___ Data for the task

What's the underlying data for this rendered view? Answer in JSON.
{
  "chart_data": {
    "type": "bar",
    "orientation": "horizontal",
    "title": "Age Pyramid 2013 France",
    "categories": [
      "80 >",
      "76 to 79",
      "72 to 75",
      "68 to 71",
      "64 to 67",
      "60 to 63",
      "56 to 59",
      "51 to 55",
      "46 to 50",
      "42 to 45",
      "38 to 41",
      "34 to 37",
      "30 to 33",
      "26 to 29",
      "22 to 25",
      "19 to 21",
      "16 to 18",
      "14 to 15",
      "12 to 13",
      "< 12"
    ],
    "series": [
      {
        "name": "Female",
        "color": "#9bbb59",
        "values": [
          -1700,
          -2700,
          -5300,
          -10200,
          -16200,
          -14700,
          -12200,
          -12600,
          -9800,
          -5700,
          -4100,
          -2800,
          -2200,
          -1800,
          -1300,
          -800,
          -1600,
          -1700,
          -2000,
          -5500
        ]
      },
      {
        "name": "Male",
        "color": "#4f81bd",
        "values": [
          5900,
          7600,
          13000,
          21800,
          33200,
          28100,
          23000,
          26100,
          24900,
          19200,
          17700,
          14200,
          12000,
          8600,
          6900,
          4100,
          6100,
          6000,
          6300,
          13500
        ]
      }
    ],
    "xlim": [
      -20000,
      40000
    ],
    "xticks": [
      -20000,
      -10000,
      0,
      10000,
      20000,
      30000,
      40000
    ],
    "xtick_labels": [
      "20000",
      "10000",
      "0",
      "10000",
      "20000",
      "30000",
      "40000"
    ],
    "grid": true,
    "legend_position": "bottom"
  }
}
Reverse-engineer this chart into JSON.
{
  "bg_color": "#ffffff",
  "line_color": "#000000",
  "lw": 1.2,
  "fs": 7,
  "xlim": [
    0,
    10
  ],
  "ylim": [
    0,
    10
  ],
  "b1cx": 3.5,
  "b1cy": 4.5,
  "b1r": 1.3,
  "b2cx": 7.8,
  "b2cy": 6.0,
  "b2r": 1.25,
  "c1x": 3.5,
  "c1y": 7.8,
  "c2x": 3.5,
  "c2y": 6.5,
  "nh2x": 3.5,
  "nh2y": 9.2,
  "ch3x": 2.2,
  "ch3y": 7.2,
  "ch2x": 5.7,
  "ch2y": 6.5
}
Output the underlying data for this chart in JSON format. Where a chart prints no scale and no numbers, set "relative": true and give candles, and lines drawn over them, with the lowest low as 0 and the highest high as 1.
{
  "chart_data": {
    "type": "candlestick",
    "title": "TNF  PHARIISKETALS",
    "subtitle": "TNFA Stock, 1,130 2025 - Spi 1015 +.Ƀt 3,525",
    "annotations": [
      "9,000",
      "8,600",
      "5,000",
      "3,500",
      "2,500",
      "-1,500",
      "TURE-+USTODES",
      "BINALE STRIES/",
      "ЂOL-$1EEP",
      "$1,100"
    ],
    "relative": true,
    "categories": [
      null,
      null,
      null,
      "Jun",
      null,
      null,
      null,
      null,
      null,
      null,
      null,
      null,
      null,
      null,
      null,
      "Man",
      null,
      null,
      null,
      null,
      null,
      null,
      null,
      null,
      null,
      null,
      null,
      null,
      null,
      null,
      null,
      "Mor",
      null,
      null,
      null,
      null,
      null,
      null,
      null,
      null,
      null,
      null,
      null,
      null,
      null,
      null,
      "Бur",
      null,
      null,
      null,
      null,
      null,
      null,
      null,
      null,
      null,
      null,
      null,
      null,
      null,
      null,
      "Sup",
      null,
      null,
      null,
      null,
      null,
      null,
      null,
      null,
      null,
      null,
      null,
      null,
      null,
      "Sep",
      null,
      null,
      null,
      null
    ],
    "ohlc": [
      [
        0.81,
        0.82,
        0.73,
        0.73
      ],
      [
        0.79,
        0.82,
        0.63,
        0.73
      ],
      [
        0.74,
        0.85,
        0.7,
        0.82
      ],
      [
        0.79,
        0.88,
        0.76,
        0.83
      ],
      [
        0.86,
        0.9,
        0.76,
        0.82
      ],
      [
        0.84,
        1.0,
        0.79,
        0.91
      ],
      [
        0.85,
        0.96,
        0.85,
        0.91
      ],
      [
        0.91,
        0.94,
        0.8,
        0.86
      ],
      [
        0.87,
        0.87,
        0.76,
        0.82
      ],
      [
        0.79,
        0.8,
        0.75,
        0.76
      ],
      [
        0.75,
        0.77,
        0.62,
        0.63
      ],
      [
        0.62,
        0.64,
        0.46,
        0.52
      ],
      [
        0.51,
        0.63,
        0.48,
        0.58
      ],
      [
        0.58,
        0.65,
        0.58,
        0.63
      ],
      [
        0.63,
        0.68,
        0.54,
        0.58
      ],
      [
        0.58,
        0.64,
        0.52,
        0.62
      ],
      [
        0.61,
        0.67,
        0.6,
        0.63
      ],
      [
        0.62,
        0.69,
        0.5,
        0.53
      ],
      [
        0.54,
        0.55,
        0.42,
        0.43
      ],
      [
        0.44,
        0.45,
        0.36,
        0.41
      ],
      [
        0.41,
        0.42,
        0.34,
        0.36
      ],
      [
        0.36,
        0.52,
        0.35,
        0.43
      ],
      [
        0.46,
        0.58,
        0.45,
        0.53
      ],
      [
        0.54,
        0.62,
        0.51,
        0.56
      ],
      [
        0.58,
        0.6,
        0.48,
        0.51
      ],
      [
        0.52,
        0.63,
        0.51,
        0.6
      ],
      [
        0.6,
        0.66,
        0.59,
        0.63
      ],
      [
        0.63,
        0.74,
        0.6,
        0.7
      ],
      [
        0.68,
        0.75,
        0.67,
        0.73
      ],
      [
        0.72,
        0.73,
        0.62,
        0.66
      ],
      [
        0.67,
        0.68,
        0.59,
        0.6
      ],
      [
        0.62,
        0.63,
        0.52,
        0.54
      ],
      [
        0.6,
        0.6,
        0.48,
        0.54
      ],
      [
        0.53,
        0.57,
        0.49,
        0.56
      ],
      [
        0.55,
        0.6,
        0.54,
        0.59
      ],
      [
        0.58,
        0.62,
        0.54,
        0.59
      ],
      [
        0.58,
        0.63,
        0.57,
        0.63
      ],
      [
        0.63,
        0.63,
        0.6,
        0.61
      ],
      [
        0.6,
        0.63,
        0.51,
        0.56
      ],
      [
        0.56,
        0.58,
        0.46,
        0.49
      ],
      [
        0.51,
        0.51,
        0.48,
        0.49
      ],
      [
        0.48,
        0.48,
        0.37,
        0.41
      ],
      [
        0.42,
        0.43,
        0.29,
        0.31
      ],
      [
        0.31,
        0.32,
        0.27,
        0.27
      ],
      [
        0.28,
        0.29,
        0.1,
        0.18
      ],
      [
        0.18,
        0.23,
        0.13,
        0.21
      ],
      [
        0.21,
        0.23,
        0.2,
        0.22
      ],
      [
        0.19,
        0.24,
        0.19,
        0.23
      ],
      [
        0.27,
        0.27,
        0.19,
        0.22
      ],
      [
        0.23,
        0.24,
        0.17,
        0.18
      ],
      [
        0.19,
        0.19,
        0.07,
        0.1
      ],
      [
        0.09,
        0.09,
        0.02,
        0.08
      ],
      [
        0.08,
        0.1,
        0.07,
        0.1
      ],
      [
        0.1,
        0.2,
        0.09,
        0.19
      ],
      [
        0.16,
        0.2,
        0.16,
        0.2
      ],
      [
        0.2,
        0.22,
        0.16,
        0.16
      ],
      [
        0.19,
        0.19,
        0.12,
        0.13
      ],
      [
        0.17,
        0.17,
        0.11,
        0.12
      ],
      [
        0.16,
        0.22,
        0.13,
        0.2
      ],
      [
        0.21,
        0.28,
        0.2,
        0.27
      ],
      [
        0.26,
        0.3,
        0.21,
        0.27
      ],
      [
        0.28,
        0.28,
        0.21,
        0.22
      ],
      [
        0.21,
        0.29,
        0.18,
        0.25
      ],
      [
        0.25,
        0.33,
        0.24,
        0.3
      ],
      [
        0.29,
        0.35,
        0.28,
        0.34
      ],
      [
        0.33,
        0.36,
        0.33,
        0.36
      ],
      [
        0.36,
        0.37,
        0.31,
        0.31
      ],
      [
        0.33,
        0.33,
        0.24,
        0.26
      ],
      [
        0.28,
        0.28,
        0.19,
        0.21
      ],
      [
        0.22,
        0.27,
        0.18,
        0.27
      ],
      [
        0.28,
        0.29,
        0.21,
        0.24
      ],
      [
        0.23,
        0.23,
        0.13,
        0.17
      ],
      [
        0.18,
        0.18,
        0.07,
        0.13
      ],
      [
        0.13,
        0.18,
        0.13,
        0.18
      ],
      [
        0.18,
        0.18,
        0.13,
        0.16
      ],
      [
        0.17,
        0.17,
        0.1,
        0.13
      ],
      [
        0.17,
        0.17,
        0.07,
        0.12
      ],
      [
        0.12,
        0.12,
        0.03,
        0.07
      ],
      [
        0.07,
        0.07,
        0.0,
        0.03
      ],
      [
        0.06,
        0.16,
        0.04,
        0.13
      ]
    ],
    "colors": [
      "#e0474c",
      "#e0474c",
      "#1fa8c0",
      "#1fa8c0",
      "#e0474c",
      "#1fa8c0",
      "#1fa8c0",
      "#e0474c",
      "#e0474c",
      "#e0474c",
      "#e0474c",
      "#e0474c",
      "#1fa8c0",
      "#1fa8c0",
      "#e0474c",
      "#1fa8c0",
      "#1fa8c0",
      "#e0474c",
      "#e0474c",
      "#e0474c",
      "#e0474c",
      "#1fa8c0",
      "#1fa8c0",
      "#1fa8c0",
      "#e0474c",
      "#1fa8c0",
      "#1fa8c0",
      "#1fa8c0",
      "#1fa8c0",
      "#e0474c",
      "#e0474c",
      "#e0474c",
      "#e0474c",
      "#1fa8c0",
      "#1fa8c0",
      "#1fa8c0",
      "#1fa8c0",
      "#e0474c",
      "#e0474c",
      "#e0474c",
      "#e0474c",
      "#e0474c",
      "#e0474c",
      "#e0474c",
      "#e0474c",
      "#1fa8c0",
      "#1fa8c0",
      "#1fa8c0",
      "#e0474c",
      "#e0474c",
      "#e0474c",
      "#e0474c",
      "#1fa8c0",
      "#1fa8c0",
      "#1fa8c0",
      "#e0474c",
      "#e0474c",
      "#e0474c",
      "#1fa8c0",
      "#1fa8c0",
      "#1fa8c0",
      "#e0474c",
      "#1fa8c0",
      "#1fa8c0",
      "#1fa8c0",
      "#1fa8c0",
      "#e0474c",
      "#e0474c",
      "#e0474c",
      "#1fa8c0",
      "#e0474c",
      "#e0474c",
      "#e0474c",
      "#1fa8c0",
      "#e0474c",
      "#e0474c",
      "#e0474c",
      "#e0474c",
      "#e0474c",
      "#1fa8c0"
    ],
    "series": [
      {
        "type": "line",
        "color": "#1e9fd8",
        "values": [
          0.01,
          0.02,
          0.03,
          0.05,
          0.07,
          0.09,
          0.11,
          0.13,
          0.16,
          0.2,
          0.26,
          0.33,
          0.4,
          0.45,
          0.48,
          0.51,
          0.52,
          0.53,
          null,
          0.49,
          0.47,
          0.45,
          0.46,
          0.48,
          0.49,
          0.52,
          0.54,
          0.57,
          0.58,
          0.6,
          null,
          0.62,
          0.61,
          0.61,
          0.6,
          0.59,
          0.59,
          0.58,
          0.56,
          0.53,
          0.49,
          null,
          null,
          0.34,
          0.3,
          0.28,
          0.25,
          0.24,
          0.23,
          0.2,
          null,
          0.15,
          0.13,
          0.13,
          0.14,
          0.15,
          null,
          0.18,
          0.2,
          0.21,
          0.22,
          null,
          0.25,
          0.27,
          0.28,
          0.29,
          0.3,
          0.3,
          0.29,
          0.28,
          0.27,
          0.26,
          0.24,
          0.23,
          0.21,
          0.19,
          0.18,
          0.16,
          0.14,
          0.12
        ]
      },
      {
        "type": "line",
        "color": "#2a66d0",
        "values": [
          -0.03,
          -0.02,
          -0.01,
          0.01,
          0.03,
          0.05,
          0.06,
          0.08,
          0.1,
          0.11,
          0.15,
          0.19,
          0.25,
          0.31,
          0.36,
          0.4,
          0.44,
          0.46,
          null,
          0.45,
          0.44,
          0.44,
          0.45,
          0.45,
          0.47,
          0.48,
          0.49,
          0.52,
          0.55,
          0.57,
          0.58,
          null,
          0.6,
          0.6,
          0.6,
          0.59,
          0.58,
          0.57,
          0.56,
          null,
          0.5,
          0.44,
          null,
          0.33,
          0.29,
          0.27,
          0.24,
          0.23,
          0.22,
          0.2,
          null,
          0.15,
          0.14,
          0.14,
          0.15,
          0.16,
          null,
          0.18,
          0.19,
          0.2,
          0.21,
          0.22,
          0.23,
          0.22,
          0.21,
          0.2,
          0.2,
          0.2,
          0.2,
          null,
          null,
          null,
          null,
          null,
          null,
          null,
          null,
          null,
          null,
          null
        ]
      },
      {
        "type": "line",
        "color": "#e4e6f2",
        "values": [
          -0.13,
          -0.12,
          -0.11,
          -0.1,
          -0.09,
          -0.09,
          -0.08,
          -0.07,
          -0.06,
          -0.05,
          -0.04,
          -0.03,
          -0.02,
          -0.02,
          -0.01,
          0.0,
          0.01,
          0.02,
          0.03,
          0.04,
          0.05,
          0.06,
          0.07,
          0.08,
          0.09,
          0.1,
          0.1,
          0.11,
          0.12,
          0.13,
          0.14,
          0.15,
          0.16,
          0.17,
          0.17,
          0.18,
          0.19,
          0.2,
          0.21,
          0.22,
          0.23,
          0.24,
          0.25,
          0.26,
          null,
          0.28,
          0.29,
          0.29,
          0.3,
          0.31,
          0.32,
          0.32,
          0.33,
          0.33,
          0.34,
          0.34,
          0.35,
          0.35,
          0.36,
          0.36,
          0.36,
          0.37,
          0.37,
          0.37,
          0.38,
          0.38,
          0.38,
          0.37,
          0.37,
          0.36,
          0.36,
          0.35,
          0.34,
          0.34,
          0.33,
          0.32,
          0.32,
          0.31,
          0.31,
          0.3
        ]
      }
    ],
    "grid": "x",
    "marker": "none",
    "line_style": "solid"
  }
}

______

▶ Work to be completed
Copy each line of the preceding data that contains the string "underlying".

▶ The result
What's the underlying data for this rendered view? Answer in JSON.
Output the underlying data for this chart in JSON format. Where a chart prints no scale and no numbers, set "relative": true and give candles, and lines drawn over them, with the lowest low as 0 and the highest high as 1.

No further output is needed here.